[Dataset entries]
[start]
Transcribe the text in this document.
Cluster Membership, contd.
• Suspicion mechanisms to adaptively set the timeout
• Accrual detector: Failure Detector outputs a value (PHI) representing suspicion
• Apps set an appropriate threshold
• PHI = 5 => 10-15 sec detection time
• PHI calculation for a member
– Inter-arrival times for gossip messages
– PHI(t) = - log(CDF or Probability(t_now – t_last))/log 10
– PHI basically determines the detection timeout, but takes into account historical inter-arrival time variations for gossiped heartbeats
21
[end]
## Description of the task
Identify and extract each line of the listing that contains "arrival".

## Written reply
– Inter-arrival times for gossip messages
– PHI basically determines the detection timeout, but takes into account historical inter-arrival time variations for gossiped heartbeats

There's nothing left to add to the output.